● **Task brief**: Transcribe each entry in full, and leave the images out.

Content starts

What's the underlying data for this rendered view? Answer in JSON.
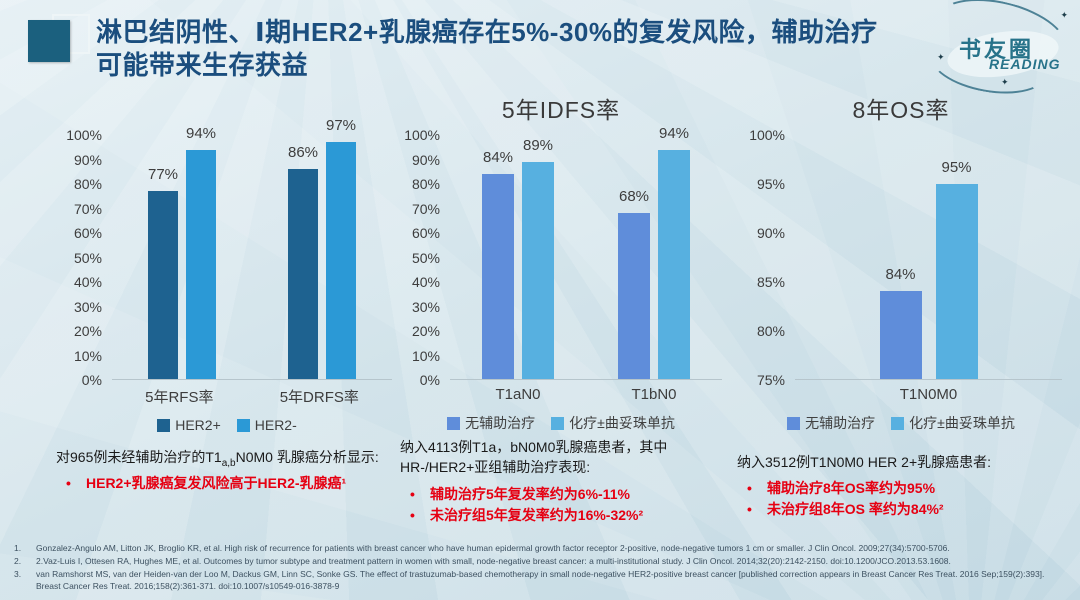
{
  "header": {
    "title_line1": "淋巴结阴性、Ⅰ期HER2+乳腺癌存在5%-30%的复发风险，辅助治疗",
    "title_line2": "可能带来生存获益",
    "logo_cn": "书友圈",
    "logo_en": "READING"
  },
  "colors": {
    "her2_positive": "#1e6290",
    "her2_negative": "#2b99d6",
    "no_adjuvant": "#5f8dda",
    "chemo_trastuzumab": "#57b0e0",
    "bullet_red": "#e60012",
    "title_blue": "#1b4e7e"
  },
  "chart_data": [
    {
      "type": "bar",
      "title": "",
      "categories": [
        "5年RFS率",
        "5年DRFS率"
      ],
      "series": [
        {
          "name": "HER2+",
          "color": "#1e6290",
          "values": [
            77,
            86
          ]
        },
        {
          "name": "HER2-",
          "color": "#2b99d6",
          "values": [
            94,
            97
          ]
        }
      ],
      "ylim": [
        0,
        100
      ],
      "ystep": 10,
      "unit": "%",
      "grid": false,
      "legend_position": "bottom"
    },
    {
      "type": "bar",
      "title": "5年IDFS率",
      "categories": [
        "T1aN0",
        "T1bN0"
      ],
      "series": [
        {
          "name": "无辅助治疗",
          "color": "#5f8dda",
          "values": [
            84,
            68
          ]
        },
        {
          "name": "化疗±曲妥珠单抗",
          "color": "#57b0e0",
          "values": [
            89,
            94
          ]
        }
      ],
      "ylim": [
        0,
        100
      ],
      "ystep": 10,
      "unit": "%",
      "grid": false,
      "legend_position": "bottom"
    },
    {
      "type": "bar",
      "title": "8年OS率",
      "categories": [
        "T1N0M0"
      ],
      "series": [
        {
          "name": "无辅助治疗",
          "color": "#5f8dda",
          "values": [
            84
          ]
        },
        {
          "name": "化疗±曲妥珠单抗",
          "color": "#57b0e0",
          "values": [
            95
          ]
        }
      ],
      "ylim": [
        75,
        100
      ],
      "ystep": 5,
      "unit": "%",
      "grid": false,
      "legend_position": "bottom"
    }
  ],
  "notes": [
    {
      "intro_prefix": "对965例未经辅助治疗的T1",
      "intro_sub": "a,b",
      "intro_suffix": "N0M0 乳腺癌分析显示:",
      "bullets": [
        "HER2+乳腺癌复发风险高于HER2-乳腺癌¹"
      ]
    },
    {
      "intro_prefix": "纳入4113例T1a，bN0M0乳腺癌患者，其中HR-/HER2+亚组辅助治疗表现:",
      "intro_sub": "",
      "intro_suffix": "",
      "bullets": [
        "辅助治疗5年复发率约为6%-11%",
        "未治疗组5年复发率约为16%-32%²"
      ]
    },
    {
      "intro_prefix": "纳入3512例T1N0M0 HER 2+乳腺癌患者:",
      "intro_sub": "",
      "intro_suffix": "",
      "bullets": [
        "辅助治疗8年OS率约为95%",
        "未治疗组8年OS 率约为84%²"
      ]
    }
  ],
  "references": [
    {
      "num": "1.",
      "text": "Gonzalez-Angulo AM, Litton JK, Broglio KR, et al. High risk of recurrence for patients with breast cancer who have human epidermal growth factor receptor 2-positive, node-negative tumors 1 cm or smaller. J Clin Oncol. 2009;27(34):5700-5706."
    },
    {
      "num": "2.",
      "text": "2.Vaz-Luis I, Ottesen RA, Hughes ME, et al. Outcomes by tumor subtype and treatment pattern in women with small, node-negative breast cancer: a multi-institutional study. J Clin Oncol. 2014;32(20):2142-2150. doi:10.1200/JCO.2013.53.1608."
    },
    {
      "num": "3.",
      "text": "van Ramshorst MS, van der Heiden-van der Loo M, Dackus GM, Linn SC, Sonke GS. The effect of trastuzumab-based chemotherapy in small node-negative HER2-positive breast cancer [published correction appears in Breast Cancer Res Treat. 2016 Sep;159(2):393]. Breast Cancer Res Treat. 2016;158(2):361-371. doi:10.1007/s10549-016-3878-9"
    }
  ]
}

Content ends

● **Completed task**:
What's the underlying data for this rendered view? Answer in JSON.
{
  "header": {
    "title_line1": "淋巴结阴性、Ⅰ期HER2+乳腺癌存在5%-30%的复发风险，辅助治疗",
    "title_line2": "可能带来生存获益",
    "logo_cn": "书友圈",
    "logo_en": "READING"
  },
  "colors": {
    "her2_positive": "#1e6290",
    "her2_negative": "#2b99d6",
    "no_adjuvant": "#5f8dda",
    "chemo_trastuzumab": "#57b0e0",
    "bullet_red": "#e60012",
    "title_blue": "#1b4e7e"
  },
  "chart_data": [
    {
      "type": "bar",
      "title": "",
      "categories": [
        "5年RFS率",
        "5年DRFS率"
      ],
      "series": [
        {
          "name": "HER2+",
          "color": "#1e6290",
          "values": [
            77,
            86
          ]
        },
        {
          "name": "HER2-",
          "color": "#2b99d6",
          "values": [
            94,
            97
          ]
        }
      ],
      "ylim": [
        0,
        100
      ],
      "ystep": 10,
      "unit": "%",
      "grid": false,
      "legend_position": "bottom"
    },
    {
      "type": "bar",
      "title": "5年IDFS率",
      "categories": [
        "T1aN0",
        "T1bN0"
      ],
      "series": [
        {
          "name": "无辅助治疗",
          "color": "#5f8dda",
          "values": [
            84,
            68
          ]
        },
        {
          "name": "化疗±曲妥珠单抗",
          "color": "#57b0e0",
          "values": [
            89,
            94
          ]
        }
      ],
      "ylim": [
        0,
        100
      ],
      "ystep": 10,
      "unit": "%",
      "grid": false,
      "legend_position": "bottom"
    },
    {
      "type": "bar",
      "title": "8年OS率",
      "categories": [
        "T1N0M0"
      ],
      "series": [
        {
          "name": "无辅助治疗",
          "color": "#5f8dda",
          "values": [
            84
          ]
        },
        {
          "name": "化疗±曲妥珠单抗",
          "color": "#57b0e0",
          "values": [
            95
          ]
        }
      ],
      "ylim": [
        75,
        100
      ],
      "ystep": 5,
      "unit": "%",
      "grid": false,
      "legend_position": "bottom"
    }
  ],
  "notes": [
    {
      "intro_prefix": "对965例未经辅助治疗的T1",
      "intro_sub": "a,b",
      "intro_suffix": "N0M0 乳腺癌分析显示:",
      "bullets": [
        "HER2+乳腺癌复发风险高于HER2-乳腺癌¹"
      ]
    },
    {
      "intro_prefix": "纳入4113例T1a，bN0M0乳腺癌患者，其中HR-/HER2+亚组辅助治疗表现:",
      "intro_sub": "",
      "intro_suffix": "",
      "bullets": [
        "辅助治疗5年复发率约为6%-11%",
        "未治疗组5年复发率约为16%-32%²"
      ]
    },
    {
      "intro_prefix": "纳入3512例T1N0M0 HER 2+乳腺癌患者:",
      "intro_sub": "",
      "intro_suffix": "",
      "bullets": [
        "辅助治疗8年OS率约为95%",
        "未治疗组8年OS 率约为84%²"
      ]
    }
  ],
  "references": [
    {
      "num": "1.",
      "text": "Gonzalez-Angulo AM, Litton JK, Broglio KR, et al. High risk of recurrence for patients with breast cancer who have human epidermal growth factor receptor 2-positive, node-negative tumors 1 cm or smaller. J Clin Oncol. 2009;27(34):5700-5706."
    },
    {
      "num": "2.",
      "text": "2.Vaz-Luis I, Ottesen RA, Hughes ME, et al. Outcomes by tumor subtype and treatment pattern in women with small, node-negative breast cancer: a multi-institutional study. J Clin Oncol. 2014;32(20):2142-2150. doi:10.1200/JCO.2013.53.1608."
    },
    {
      "num": "3.",
      "text": "van Ramshorst MS, van der Heiden-van der Loo M, Dackus GM, Linn SC, Sonke GS. The effect of trastuzumab-based chemotherapy in small node-negative HER2-positive breast cancer [published correction appears in Breast Cancer Res Treat. 2016 Sep;159(2):393]. Breast Cancer Res Treat. 2016;158(2):361-371. doi:10.1007/s10549-016-3878-9"
    }
  ]
}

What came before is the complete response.